The data:

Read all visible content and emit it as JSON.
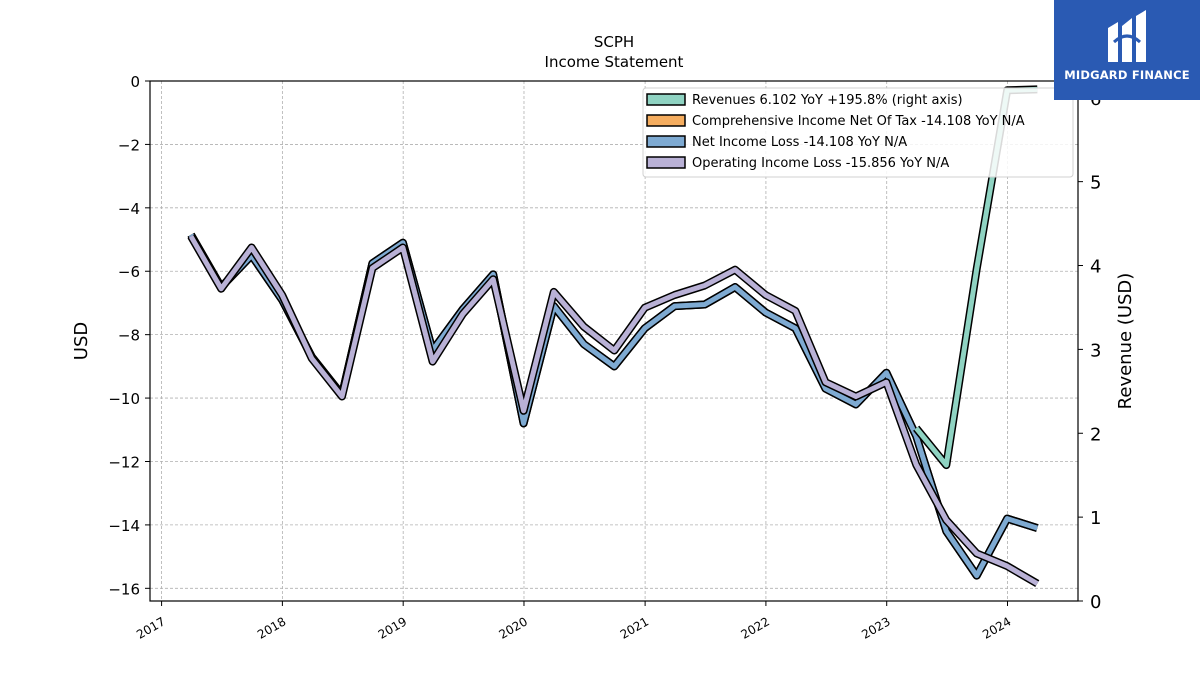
{
  "brand": {
    "name": "MIDGARD FINANCE",
    "logo_icon": "midgard-logo-icon",
    "color": "#2a5ab3"
  },
  "chart_data": {
    "type": "line",
    "title": "SCPH",
    "subtitle": "Income Statement",
    "ylabel": "USD",
    "ylabel_right": "Revenue (USD)",
    "ylim": [
      -16.4,
      0
    ],
    "ylim_right": [
      0,
      6.2
    ],
    "yticks": [
      0,
      -2,
      -4,
      -6,
      -8,
      -10,
      -12,
      -14,
      -16
    ],
    "yticks_right": [
      0,
      1,
      2,
      3,
      4,
      5,
      6
    ],
    "xlim": [
      "2016-11-27",
      "2024-08-01"
    ],
    "xticks": [
      "2017",
      "2018",
      "2019",
      "2020",
      "2021",
      "2022",
      "2023",
      "2024"
    ],
    "grid": true,
    "legend_position": "top-right",
    "series": [
      {
        "name": "Revenues  6.102 YoY +195.8% (right axis)",
        "color": "#8fd3c2",
        "axis": "right",
        "x": [
          "2023-03-31",
          "2023-06-30",
          "2023-09-30",
          "2023-12-31",
          "2024-03-31"
        ],
        "values": [
          2.06,
          1.62,
          3.96,
          6.09,
          6.1
        ]
      },
      {
        "name": "Comprehensive Income Net Of Tax  -14.108 YoY N/A",
        "color": "#f5ad5f",
        "axis": "left",
        "x": [
          "2017-03-31",
          "2017-06-30",
          "2017-09-30",
          "2017-12-31",
          "2018-03-31",
          "2018-06-30",
          "2018-09-30",
          "2018-12-31",
          "2019-03-31",
          "2019-06-30",
          "2019-09-30",
          "2019-12-31",
          "2020-03-31",
          "2020-06-30",
          "2020-09-30",
          "2020-12-31",
          "2021-03-31",
          "2021-06-30",
          "2021-09-30",
          "2021-12-31",
          "2022-03-31",
          "2022-06-30",
          "2022-09-30",
          "2022-12-31",
          "2023-03-31",
          "2023-06-30",
          "2023-09-30",
          "2023-12-31",
          "2024-03-31"
        ],
        "values": [
          -4.85,
          -6.5,
          -5.5,
          -6.9,
          -8.7,
          -9.9,
          -5.75,
          -5.1,
          -8.5,
          -7.2,
          -6.1,
          -10.8,
          -7.1,
          -8.3,
          -9.0,
          -7.8,
          -7.1,
          -7.05,
          -6.5,
          -7.3,
          -7.8,
          -9.7,
          -10.2,
          -9.2,
          -11.2,
          -14.2,
          -15.6,
          -13.8,
          -14.1
        ]
      },
      {
        "name": "Net Income Loss  -14.108 YoY N/A",
        "color": "#7eaad2",
        "axis": "left",
        "x": [
          "2017-03-31",
          "2017-06-30",
          "2017-09-30",
          "2017-12-31",
          "2018-03-31",
          "2018-06-30",
          "2018-09-30",
          "2018-12-31",
          "2019-03-31",
          "2019-06-30",
          "2019-09-30",
          "2019-12-31",
          "2020-03-31",
          "2020-06-30",
          "2020-09-30",
          "2020-12-31",
          "2021-03-31",
          "2021-06-30",
          "2021-09-30",
          "2021-12-31",
          "2022-03-31",
          "2022-06-30",
          "2022-09-30",
          "2022-12-31",
          "2023-03-31",
          "2023-06-30",
          "2023-09-30",
          "2023-12-31",
          "2024-03-31"
        ],
        "values": [
          -4.85,
          -6.5,
          -5.5,
          -6.9,
          -8.7,
          -9.9,
          -5.75,
          -5.1,
          -8.5,
          -7.2,
          -6.1,
          -10.8,
          -7.1,
          -8.3,
          -9.0,
          -7.8,
          -7.1,
          -7.05,
          -6.5,
          -7.3,
          -7.8,
          -9.7,
          -10.2,
          -9.2,
          -11.2,
          -14.2,
          -15.6,
          -13.8,
          -14.1
        ]
      },
      {
        "name": "Operating Income Loss  -15.856 YoY N/A",
        "color": "#b9b1d6",
        "axis": "left",
        "x": [
          "2017-03-31",
          "2017-06-30",
          "2017-09-30",
          "2017-12-31",
          "2018-03-31",
          "2018-06-30",
          "2018-09-30",
          "2018-12-31",
          "2019-03-31",
          "2019-06-30",
          "2019-09-30",
          "2019-12-31",
          "2020-03-31",
          "2020-06-30",
          "2020-09-30",
          "2020-12-31",
          "2021-03-31",
          "2021-06-30",
          "2021-09-30",
          "2021-12-31",
          "2022-03-31",
          "2022-06-30",
          "2022-09-30",
          "2022-12-31",
          "2023-03-31",
          "2023-06-30",
          "2023-09-30",
          "2023-12-31",
          "2024-03-31"
        ],
        "values": [
          -4.9,
          -6.55,
          -5.25,
          -6.75,
          -8.75,
          -9.95,
          -5.9,
          -5.25,
          -8.85,
          -7.35,
          -6.25,
          -10.4,
          -6.65,
          -7.75,
          -8.5,
          -7.15,
          -6.75,
          -6.45,
          -5.95,
          -6.75,
          -7.25,
          -9.5,
          -9.95,
          -9.5,
          -12.1,
          -13.85,
          -14.9,
          -15.3,
          -15.85
        ]
      }
    ]
  }
}
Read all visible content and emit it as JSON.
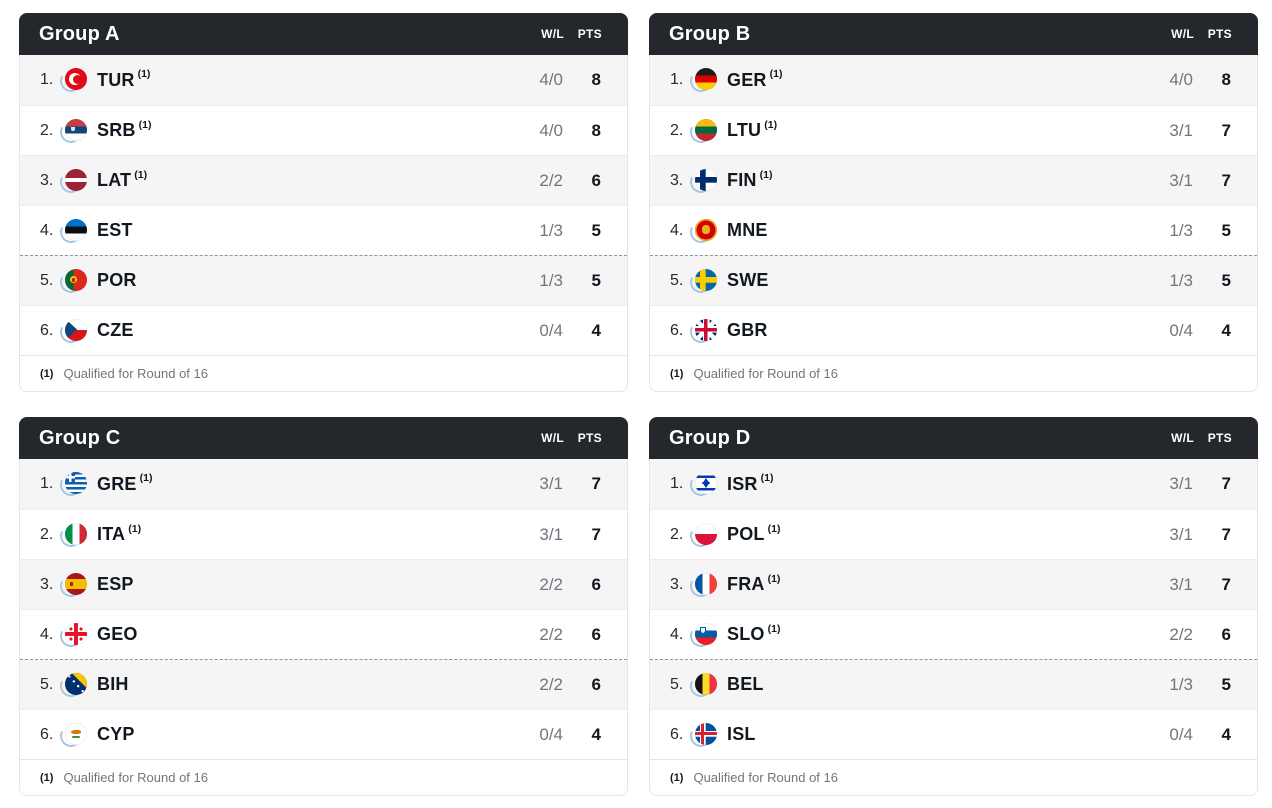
{
  "columns": {
    "wl": "W/L",
    "pts": "PTS"
  },
  "footnote": {
    "marker": "(1)",
    "text": "Qualified for Round of 16"
  },
  "cutoff_after_row": 4,
  "colors": {
    "header_bg": "#24282c",
    "row_alt_bg": "#f5f5f6",
    "text_dark": "#121820",
    "text_gray": "#70767d",
    "border": "#e4e5e7",
    "cutoff_dashed": "#8f969d",
    "flag_swoosh": "#a7c6e2"
  },
  "groups": [
    {
      "title": "Group A",
      "teams": [
        {
          "rank": "1.",
          "code": "TUR",
          "flag": "tur",
          "note": "(1)",
          "wl": "4/0",
          "pts": "8"
        },
        {
          "rank": "2.",
          "code": "SRB",
          "flag": "srb",
          "note": "(1)",
          "wl": "4/0",
          "pts": "8"
        },
        {
          "rank": "3.",
          "code": "LAT",
          "flag": "lat",
          "note": "(1)",
          "wl": "2/2",
          "pts": "6"
        },
        {
          "rank": "4.",
          "code": "EST",
          "flag": "est",
          "note": "",
          "wl": "1/3",
          "pts": "5"
        },
        {
          "rank": "5.",
          "code": "POR",
          "flag": "por",
          "note": "",
          "wl": "1/3",
          "pts": "5"
        },
        {
          "rank": "6.",
          "code": "CZE",
          "flag": "cze",
          "note": "",
          "wl": "0/4",
          "pts": "4"
        }
      ]
    },
    {
      "title": "Group B",
      "teams": [
        {
          "rank": "1.",
          "code": "GER",
          "flag": "ger",
          "note": "(1)",
          "wl": "4/0",
          "pts": "8"
        },
        {
          "rank": "2.",
          "code": "LTU",
          "flag": "ltu",
          "note": "(1)",
          "wl": "3/1",
          "pts": "7"
        },
        {
          "rank": "3.",
          "code": "FIN",
          "flag": "fin",
          "note": "(1)",
          "wl": "3/1",
          "pts": "7"
        },
        {
          "rank": "4.",
          "code": "MNE",
          "flag": "mne",
          "note": "",
          "wl": "1/3",
          "pts": "5"
        },
        {
          "rank": "5.",
          "code": "SWE",
          "flag": "swe",
          "note": "",
          "wl": "1/3",
          "pts": "5"
        },
        {
          "rank": "6.",
          "code": "GBR",
          "flag": "gbr",
          "note": "",
          "wl": "0/4",
          "pts": "4"
        }
      ]
    },
    {
      "title": "Group C",
      "teams": [
        {
          "rank": "1.",
          "code": "GRE",
          "flag": "gre",
          "note": "(1)",
          "wl": "3/1",
          "pts": "7"
        },
        {
          "rank": "2.",
          "code": "ITA",
          "flag": "ita",
          "note": "(1)",
          "wl": "3/1",
          "pts": "7"
        },
        {
          "rank": "3.",
          "code": "ESP",
          "flag": "esp",
          "note": "",
          "wl": "2/2",
          "pts": "6"
        },
        {
          "rank": "4.",
          "code": "GEO",
          "flag": "geo",
          "note": "",
          "wl": "2/2",
          "pts": "6"
        },
        {
          "rank": "5.",
          "code": "BIH",
          "flag": "bih",
          "note": "",
          "wl": "2/2",
          "pts": "6"
        },
        {
          "rank": "6.",
          "code": "CYP",
          "flag": "cyp",
          "note": "",
          "wl": "0/4",
          "pts": "4"
        }
      ]
    },
    {
      "title": "Group D",
      "teams": [
        {
          "rank": "1.",
          "code": "ISR",
          "flag": "isr",
          "note": "(1)",
          "wl": "3/1",
          "pts": "7"
        },
        {
          "rank": "2.",
          "code": "POL",
          "flag": "pol",
          "note": "(1)",
          "wl": "3/1",
          "pts": "7"
        },
        {
          "rank": "3.",
          "code": "FRA",
          "flag": "fra",
          "note": "(1)",
          "wl": "3/1",
          "pts": "7"
        },
        {
          "rank": "4.",
          "code": "SLO",
          "flag": "slo",
          "note": "(1)",
          "wl": "2/2",
          "pts": "6"
        },
        {
          "rank": "5.",
          "code": "BEL",
          "flag": "bel",
          "note": "",
          "wl": "1/3",
          "pts": "5"
        },
        {
          "rank": "6.",
          "code": "ISL",
          "flag": "isl",
          "note": "",
          "wl": "0/4",
          "pts": "4"
        }
      ]
    }
  ]
}
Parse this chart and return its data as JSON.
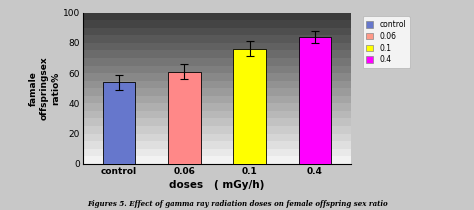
{
  "categories": [
    "control",
    "0.06",
    "0.1",
    "0.4"
  ],
  "values": [
    54,
    61,
    76,
    84
  ],
  "errors": [
    5,
    5,
    5,
    4
  ],
  "bar_colors": [
    "#6677CC",
    "#FF8888",
    "#FFFF00",
    "#FF00FF"
  ],
  "legend_labels": [
    "control",
    "0.06",
    "0.1",
    "0.4"
  ],
  "legend_colors": [
    "#6677CC",
    "#FF9988",
    "#FFFF00",
    "#FF00FF"
  ],
  "ylabel": "famale\noffspringsex\nratio%",
  "xlabel": "doses   ( mGy/h)",
  "ylim": [
    0,
    100
  ],
  "yticks": [
    0,
    20,
    40,
    60,
    80,
    100
  ],
  "caption": "Figures 5. Effect of gamma ray radiation doses on female offspring sex ratio",
  "n_stripes": 20,
  "bar_width": 0.5,
  "fig_width": 4.74,
  "fig_height": 2.1,
  "dpi": 100,
  "outer_bg": "#c8c8c8",
  "frame_bg": "#d8d8d8"
}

Task directions: Every line of the listing that holds "doses" should be found and copied.

Problem solution:
  "xlabel": "doses   ( mGy/h)",
  "caption": "Figures 5. Effect of gamma ray radiation doses on female offspring sex ratio",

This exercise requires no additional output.